• _What is required_
For the data below, report the number of lines that contain the string "Дата" and nothing else.

• _Records shown_
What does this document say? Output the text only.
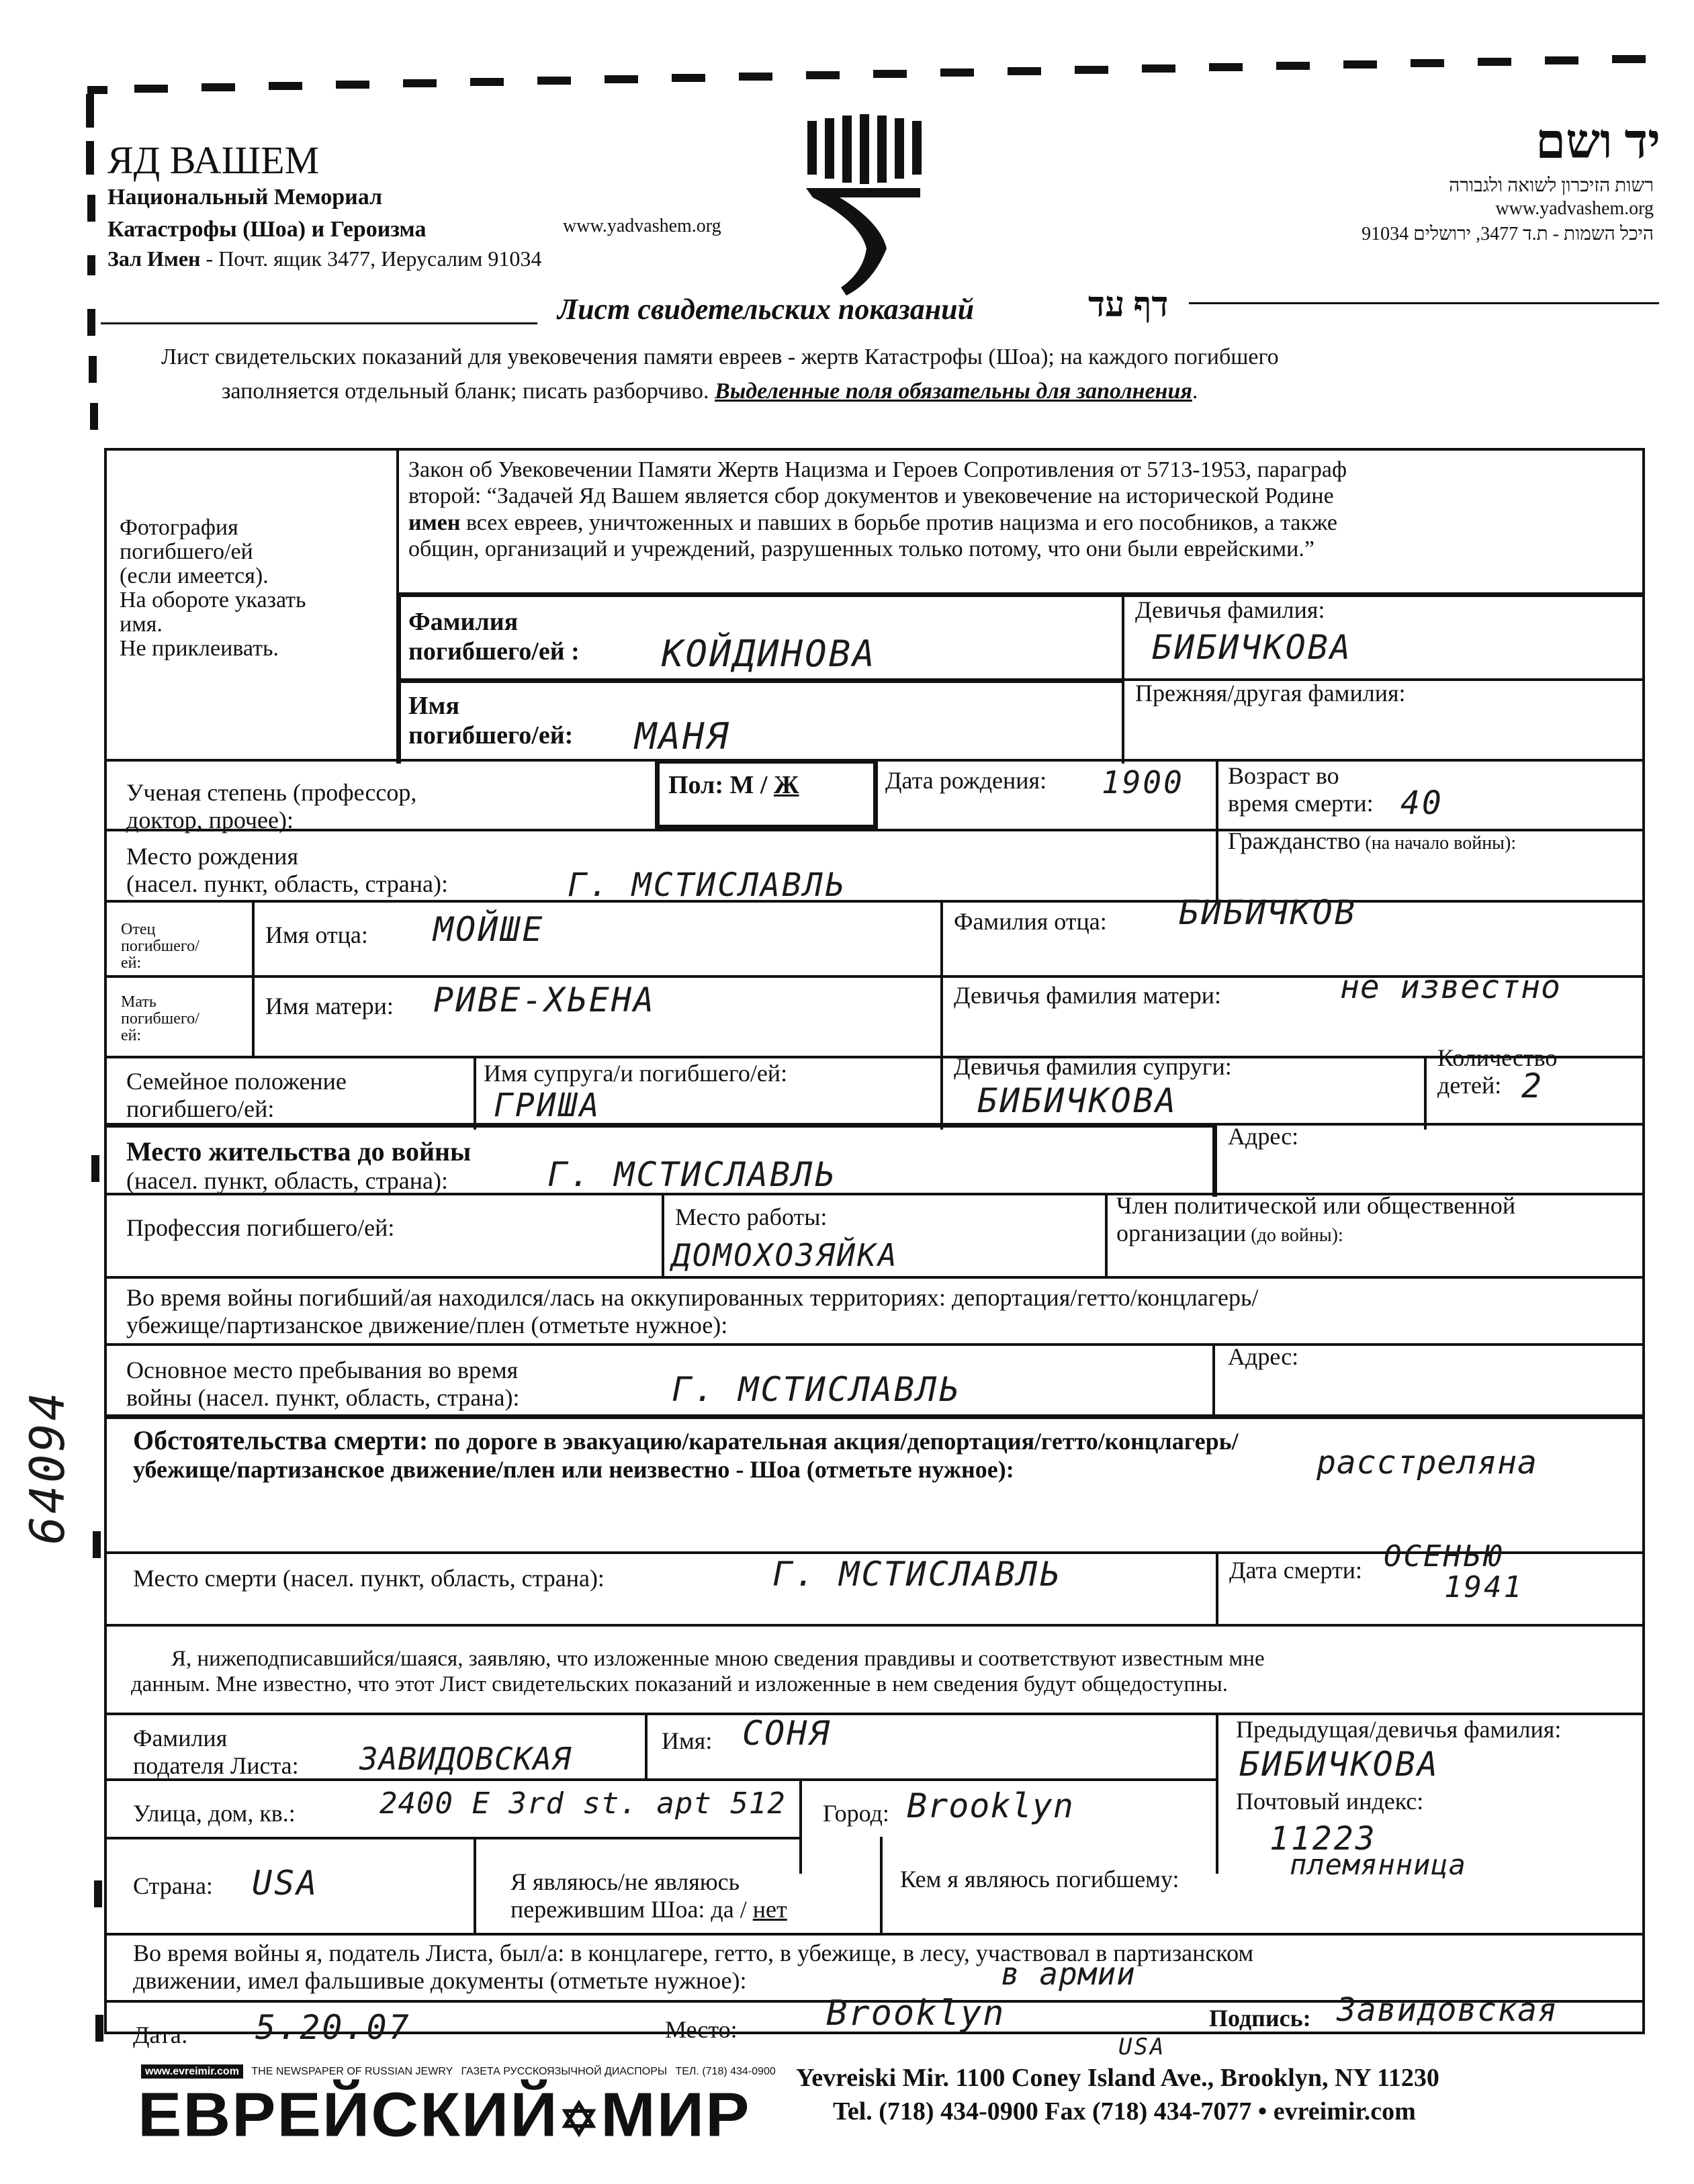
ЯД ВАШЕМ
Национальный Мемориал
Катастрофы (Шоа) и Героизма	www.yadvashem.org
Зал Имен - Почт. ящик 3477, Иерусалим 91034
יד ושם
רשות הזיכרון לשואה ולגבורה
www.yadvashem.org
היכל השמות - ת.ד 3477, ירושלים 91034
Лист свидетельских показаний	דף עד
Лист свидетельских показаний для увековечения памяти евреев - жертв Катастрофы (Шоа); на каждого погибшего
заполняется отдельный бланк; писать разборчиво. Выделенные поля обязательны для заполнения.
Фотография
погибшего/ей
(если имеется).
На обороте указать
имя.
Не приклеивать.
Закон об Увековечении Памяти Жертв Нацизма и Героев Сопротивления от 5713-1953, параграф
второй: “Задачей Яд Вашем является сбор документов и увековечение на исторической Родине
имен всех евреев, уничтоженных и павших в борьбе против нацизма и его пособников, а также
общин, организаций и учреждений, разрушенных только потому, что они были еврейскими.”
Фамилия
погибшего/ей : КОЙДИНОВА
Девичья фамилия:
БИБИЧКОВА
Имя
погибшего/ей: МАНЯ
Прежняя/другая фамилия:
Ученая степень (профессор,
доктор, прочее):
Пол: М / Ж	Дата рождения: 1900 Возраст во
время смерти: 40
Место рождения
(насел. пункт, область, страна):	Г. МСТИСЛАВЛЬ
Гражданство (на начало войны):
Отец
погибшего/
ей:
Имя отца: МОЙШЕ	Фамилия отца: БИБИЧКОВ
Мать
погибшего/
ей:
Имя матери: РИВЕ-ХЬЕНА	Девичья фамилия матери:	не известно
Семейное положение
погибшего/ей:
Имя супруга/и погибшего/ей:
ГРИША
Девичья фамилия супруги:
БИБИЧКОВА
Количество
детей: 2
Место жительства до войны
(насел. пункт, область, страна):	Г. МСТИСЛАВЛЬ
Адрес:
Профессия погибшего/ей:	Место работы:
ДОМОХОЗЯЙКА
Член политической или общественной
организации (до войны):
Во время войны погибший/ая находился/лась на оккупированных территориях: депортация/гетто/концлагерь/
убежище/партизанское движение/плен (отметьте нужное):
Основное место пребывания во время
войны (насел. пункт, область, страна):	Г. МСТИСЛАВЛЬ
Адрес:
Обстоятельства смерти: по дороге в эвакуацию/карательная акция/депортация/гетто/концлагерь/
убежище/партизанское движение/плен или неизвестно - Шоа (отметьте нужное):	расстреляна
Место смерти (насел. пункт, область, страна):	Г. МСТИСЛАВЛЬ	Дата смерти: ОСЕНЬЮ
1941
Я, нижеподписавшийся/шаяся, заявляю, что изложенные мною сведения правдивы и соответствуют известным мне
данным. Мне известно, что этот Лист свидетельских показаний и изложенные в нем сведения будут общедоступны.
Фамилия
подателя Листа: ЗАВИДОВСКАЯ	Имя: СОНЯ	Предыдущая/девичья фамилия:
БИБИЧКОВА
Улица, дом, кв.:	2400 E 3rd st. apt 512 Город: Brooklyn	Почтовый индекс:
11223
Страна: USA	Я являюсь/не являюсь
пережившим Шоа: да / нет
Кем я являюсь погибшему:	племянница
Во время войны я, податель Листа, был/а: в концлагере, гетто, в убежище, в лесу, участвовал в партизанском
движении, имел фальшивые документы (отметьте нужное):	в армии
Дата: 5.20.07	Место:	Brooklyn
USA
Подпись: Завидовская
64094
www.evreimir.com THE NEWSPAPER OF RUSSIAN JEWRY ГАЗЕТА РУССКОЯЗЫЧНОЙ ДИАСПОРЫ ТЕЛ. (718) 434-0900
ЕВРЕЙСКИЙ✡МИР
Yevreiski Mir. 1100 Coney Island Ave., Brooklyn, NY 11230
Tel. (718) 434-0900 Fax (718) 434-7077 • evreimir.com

==

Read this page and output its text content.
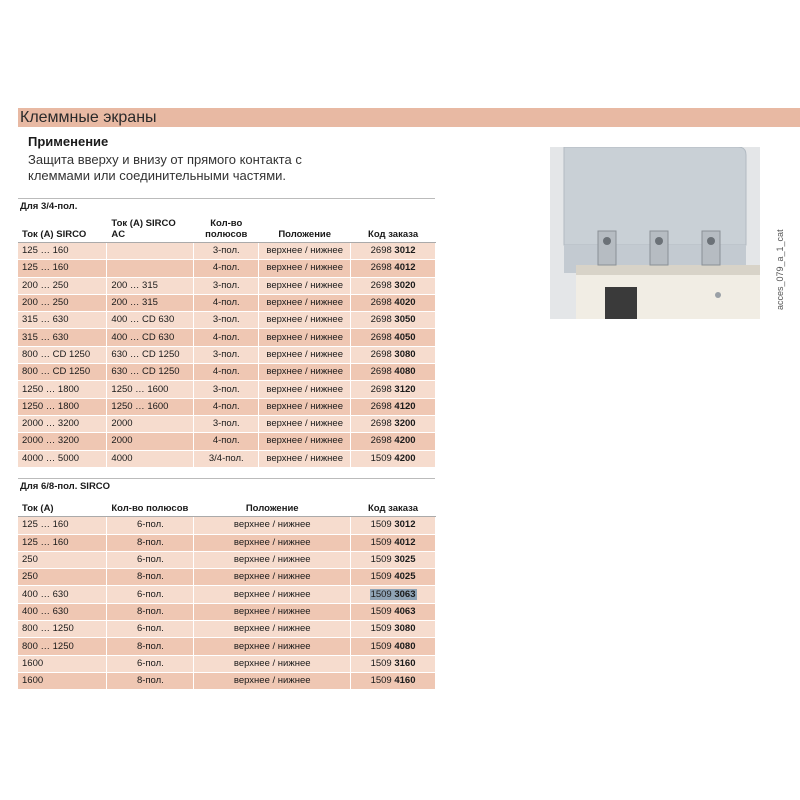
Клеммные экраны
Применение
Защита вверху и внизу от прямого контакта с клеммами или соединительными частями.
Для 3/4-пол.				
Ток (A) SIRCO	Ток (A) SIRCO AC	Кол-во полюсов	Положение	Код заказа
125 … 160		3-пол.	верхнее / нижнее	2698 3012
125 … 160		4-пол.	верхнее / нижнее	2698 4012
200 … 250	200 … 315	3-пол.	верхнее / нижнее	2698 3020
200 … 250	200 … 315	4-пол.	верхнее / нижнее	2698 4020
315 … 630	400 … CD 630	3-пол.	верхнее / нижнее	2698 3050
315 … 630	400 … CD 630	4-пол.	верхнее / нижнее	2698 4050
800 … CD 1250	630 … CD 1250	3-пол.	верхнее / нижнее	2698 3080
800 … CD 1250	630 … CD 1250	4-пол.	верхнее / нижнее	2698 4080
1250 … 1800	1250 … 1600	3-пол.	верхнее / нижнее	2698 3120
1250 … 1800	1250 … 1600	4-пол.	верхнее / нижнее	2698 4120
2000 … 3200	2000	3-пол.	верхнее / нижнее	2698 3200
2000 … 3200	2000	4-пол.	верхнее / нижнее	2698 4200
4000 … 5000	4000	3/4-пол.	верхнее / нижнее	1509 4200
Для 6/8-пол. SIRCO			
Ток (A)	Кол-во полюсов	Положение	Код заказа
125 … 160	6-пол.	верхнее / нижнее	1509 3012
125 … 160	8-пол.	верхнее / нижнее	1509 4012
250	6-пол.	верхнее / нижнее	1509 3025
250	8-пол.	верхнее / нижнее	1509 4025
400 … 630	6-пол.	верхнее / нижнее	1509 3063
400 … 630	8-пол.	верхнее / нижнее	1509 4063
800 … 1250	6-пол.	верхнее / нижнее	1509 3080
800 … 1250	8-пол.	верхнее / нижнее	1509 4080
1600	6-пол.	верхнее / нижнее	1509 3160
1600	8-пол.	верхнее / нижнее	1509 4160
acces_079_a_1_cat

==

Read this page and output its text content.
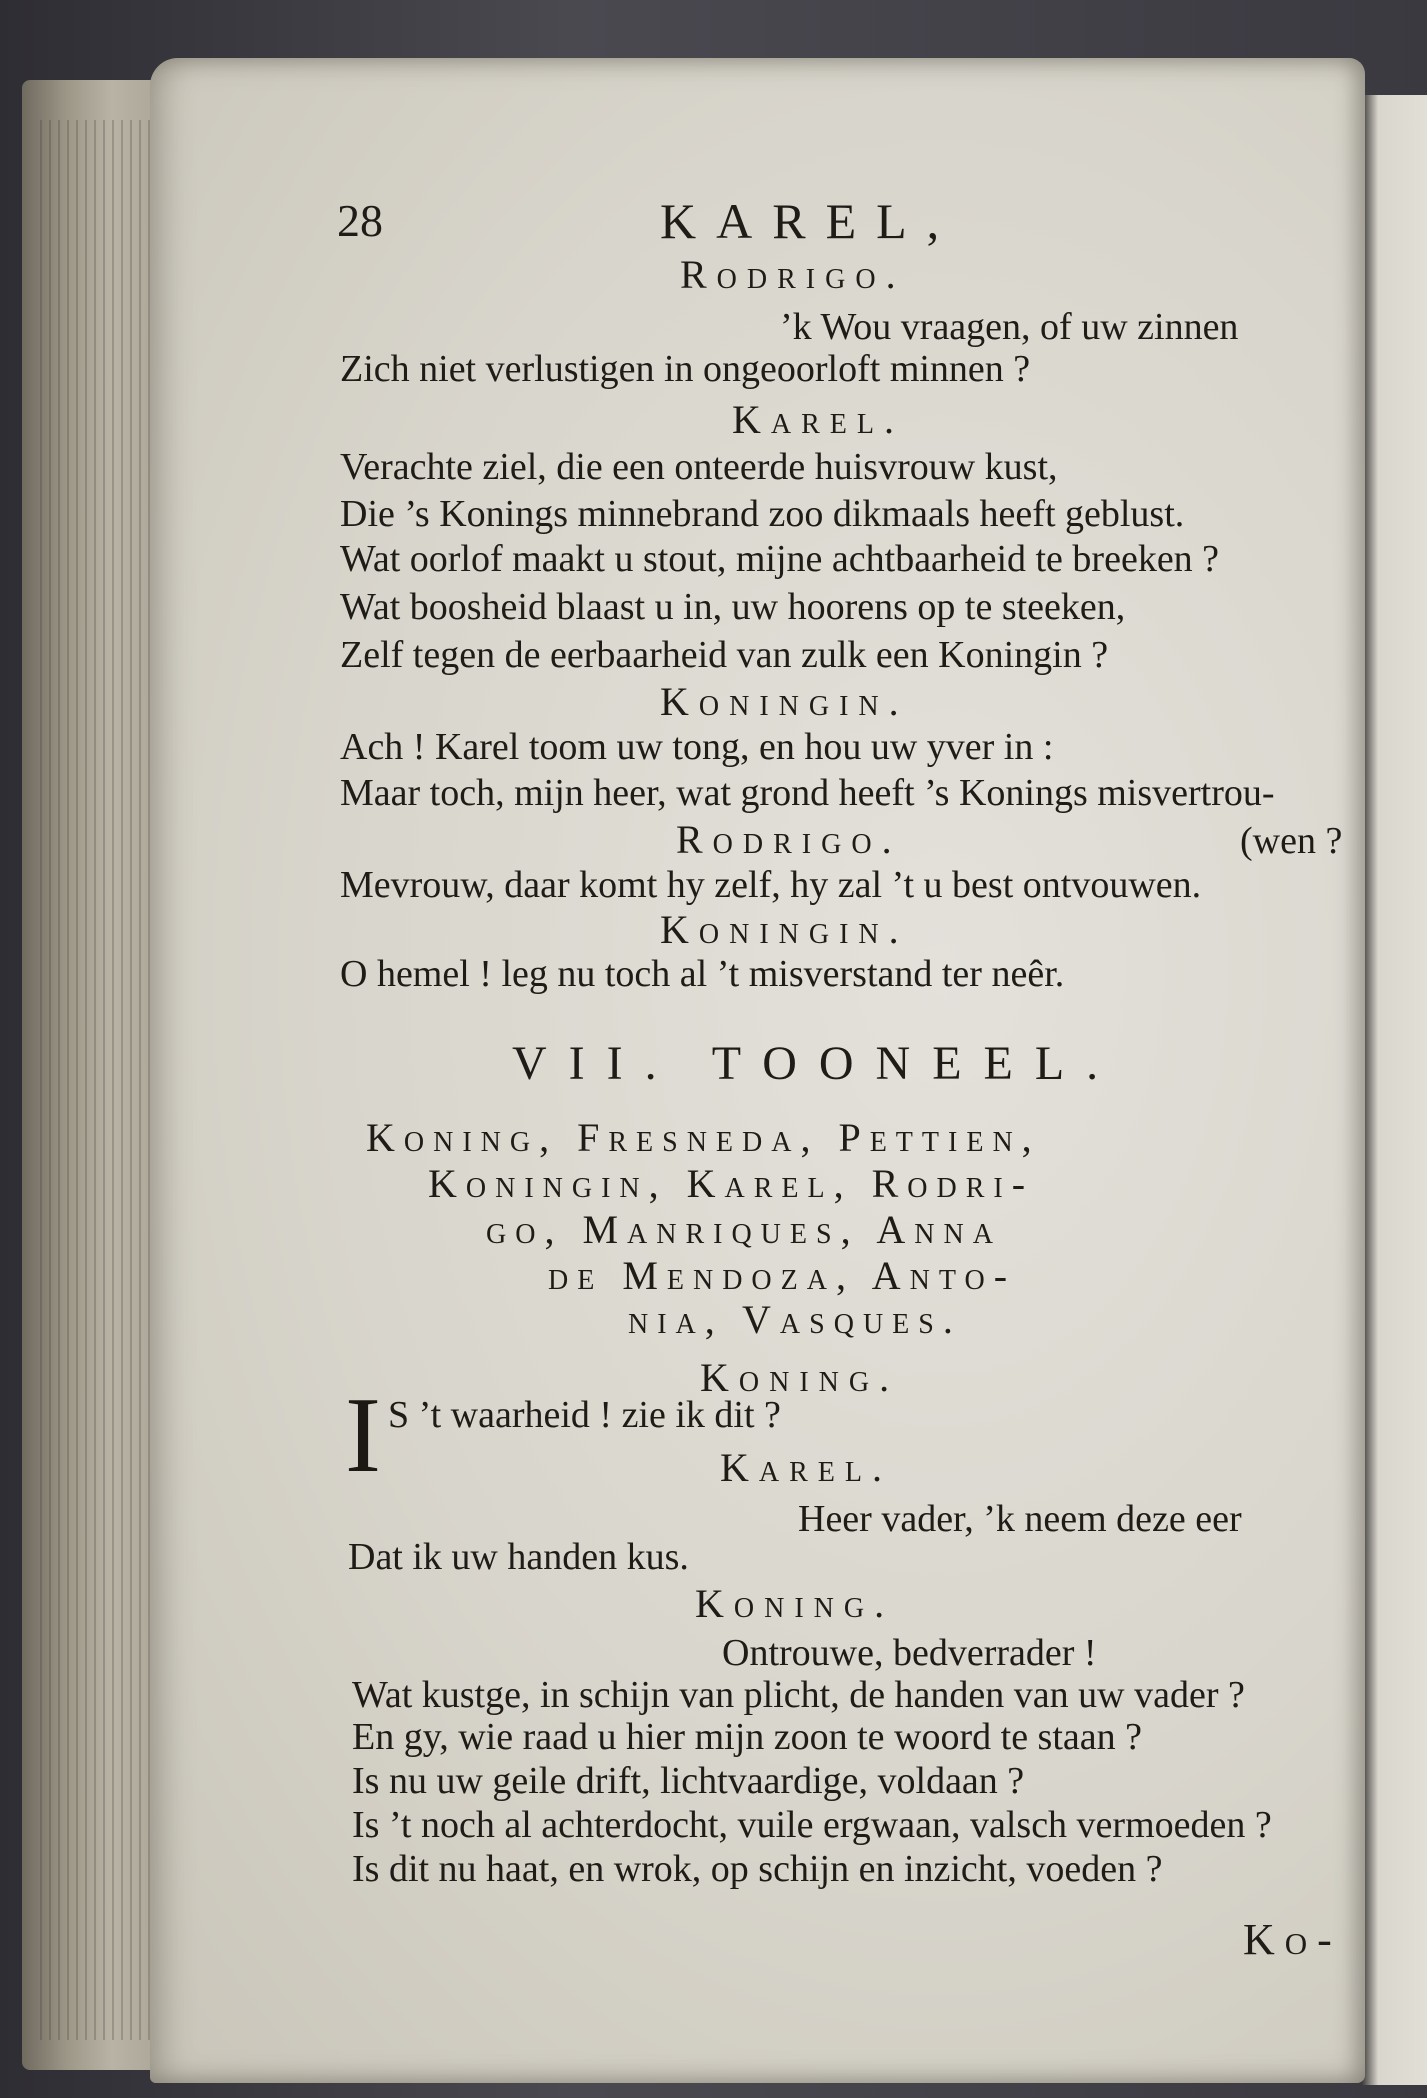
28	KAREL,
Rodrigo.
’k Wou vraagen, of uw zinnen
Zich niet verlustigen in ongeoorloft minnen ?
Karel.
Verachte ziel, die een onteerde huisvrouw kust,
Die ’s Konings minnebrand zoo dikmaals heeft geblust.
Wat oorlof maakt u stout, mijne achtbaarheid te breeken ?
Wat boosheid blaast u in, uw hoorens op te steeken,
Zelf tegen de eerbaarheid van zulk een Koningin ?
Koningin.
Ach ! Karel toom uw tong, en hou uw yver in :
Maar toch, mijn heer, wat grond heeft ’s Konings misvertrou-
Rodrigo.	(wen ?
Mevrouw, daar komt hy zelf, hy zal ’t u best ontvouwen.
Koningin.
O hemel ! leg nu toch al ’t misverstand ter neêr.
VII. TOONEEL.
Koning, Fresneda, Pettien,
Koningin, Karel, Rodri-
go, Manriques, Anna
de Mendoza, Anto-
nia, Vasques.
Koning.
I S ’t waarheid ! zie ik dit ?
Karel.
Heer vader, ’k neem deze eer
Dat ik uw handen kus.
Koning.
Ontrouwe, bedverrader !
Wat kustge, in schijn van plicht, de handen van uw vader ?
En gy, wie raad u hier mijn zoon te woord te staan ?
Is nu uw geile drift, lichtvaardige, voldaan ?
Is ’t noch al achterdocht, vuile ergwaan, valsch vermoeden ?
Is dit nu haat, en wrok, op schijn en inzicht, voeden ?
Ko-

• _Completed exercise_
3